■ **ROWS**:
** START **
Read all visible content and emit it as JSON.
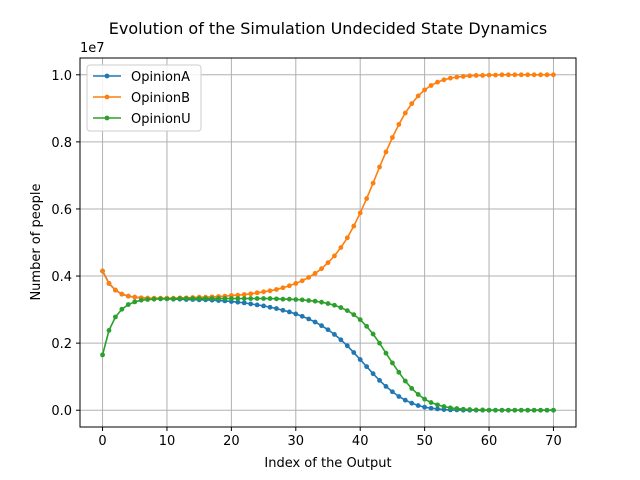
{
  "chart_data": {
    "type": "line",
    "title": "Evolution of the Simulation Undecided State Dynamics",
    "xlabel": "Index of the Output",
    "ylabel": "Number of people",
    "y_offset_label": "1e7",
    "xlim": [
      -3.5,
      73.5
    ],
    "ylim": [
      -0.05,
      1.05
    ],
    "x_ticks": [
      0,
      10,
      20,
      30,
      40,
      50,
      60,
      70
    ],
    "x_tick_labels": [
      "0",
      "10",
      "20",
      "30",
      "40",
      "50",
      "60",
      "70"
    ],
    "y_ticks": [
      0.0,
      0.2,
      0.4,
      0.6,
      0.8,
      1.0
    ],
    "y_tick_labels": [
      "0.0",
      "0.2",
      "0.4",
      "0.6",
      "0.8",
      "1.0"
    ],
    "grid": true,
    "legend_position": "top-left",
    "x": [
      0,
      1,
      2,
      3,
      4,
      5,
      6,
      7,
      8,
      9,
      10,
      11,
      12,
      13,
      14,
      15,
      16,
      17,
      18,
      19,
      20,
      21,
      22,
      23,
      24,
      25,
      26,
      27,
      28,
      29,
      30,
      31,
      32,
      33,
      34,
      35,
      36,
      37,
      38,
      39,
      40,
      41,
      42,
      43,
      44,
      45,
      46,
      47,
      48,
      49,
      50,
      51,
      52,
      53,
      54,
      55,
      56,
      57,
      58,
      59,
      60,
      61,
      62,
      63,
      64,
      65,
      66,
      67,
      68,
      69,
      70
    ],
    "series": [
      {
        "name": "OpinionA",
        "color": "#1f77b4",
        "values": [
          0.415,
          0.378,
          0.358,
          0.346,
          0.34,
          0.337,
          0.335,
          0.334,
          0.333,
          0.332,
          0.332,
          0.331,
          0.331,
          0.33,
          0.33,
          0.329,
          0.329,
          0.328,
          0.327,
          0.326,
          0.324,
          0.322,
          0.32,
          0.317,
          0.314,
          0.311,
          0.307,
          0.303,
          0.298,
          0.293,
          0.287,
          0.28,
          0.272,
          0.263,
          0.252,
          0.24,
          0.226,
          0.21,
          0.192,
          0.172,
          0.151,
          0.13,
          0.109,
          0.089,
          0.071,
          0.055,
          0.041,
          0.03,
          0.021,
          0.014,
          0.009,
          0.006,
          0.004,
          0.002,
          0.001,
          0.001,
          0.0,
          0.0,
          0.0,
          0.0,
          0.0,
          0.0,
          0.0,
          0.0,
          0.0,
          0.0,
          0.0,
          0.0,
          0.0,
          0.0,
          0.0
        ]
      },
      {
        "name": "OpinionB",
        "color": "#ff7f0e",
        "values": [
          0.415,
          0.378,
          0.358,
          0.346,
          0.34,
          0.337,
          0.335,
          0.334,
          0.334,
          0.334,
          0.334,
          0.334,
          0.335,
          0.335,
          0.336,
          0.337,
          0.337,
          0.338,
          0.339,
          0.34,
          0.342,
          0.343,
          0.345,
          0.347,
          0.35,
          0.353,
          0.356,
          0.36,
          0.365,
          0.371,
          0.378,
          0.386,
          0.396,
          0.408,
          0.422,
          0.44,
          0.46,
          0.485,
          0.514,
          0.549,
          0.588,
          0.631,
          0.677,
          0.725,
          0.77,
          0.813,
          0.852,
          0.886,
          0.914,
          0.937,
          0.955,
          0.968,
          0.978,
          0.985,
          0.99,
          0.993,
          0.995,
          0.997,
          0.998,
          0.998,
          0.999,
          0.999,
          1.0,
          1.0,
          1.0,
          1.0,
          1.0,
          1.0,
          1.0,
          1.0,
          1.0
        ]
      },
      {
        "name": "OpinionU",
        "color": "#2ca02c",
        "values": [
          0.165,
          0.238,
          0.278,
          0.301,
          0.315,
          0.323,
          0.328,
          0.33,
          0.331,
          0.332,
          0.332,
          0.332,
          0.333,
          0.333,
          0.333,
          0.333,
          0.333,
          0.333,
          0.333,
          0.333,
          0.333,
          0.333,
          0.333,
          0.333,
          0.333,
          0.333,
          0.333,
          0.332,
          0.331,
          0.331,
          0.33,
          0.329,
          0.327,
          0.325,
          0.322,
          0.318,
          0.313,
          0.306,
          0.297,
          0.285,
          0.27,
          0.25,
          0.227,
          0.2,
          0.17,
          0.141,
          0.113,
          0.087,
          0.065,
          0.047,
          0.033,
          0.023,
          0.016,
          0.011,
          0.007,
          0.005,
          0.003,
          0.002,
          0.001,
          0.001,
          0.0,
          0.0,
          0.0,
          0.0,
          0.0,
          0.0,
          0.0,
          0.0,
          0.0,
          0.0,
          0.0
        ]
      }
    ]
  }
}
** END **
Each line holding "color" must be found and copied.

        "color": "#1f77b4",
        "color": "#ff7f0e",
        "color": "#2ca02c",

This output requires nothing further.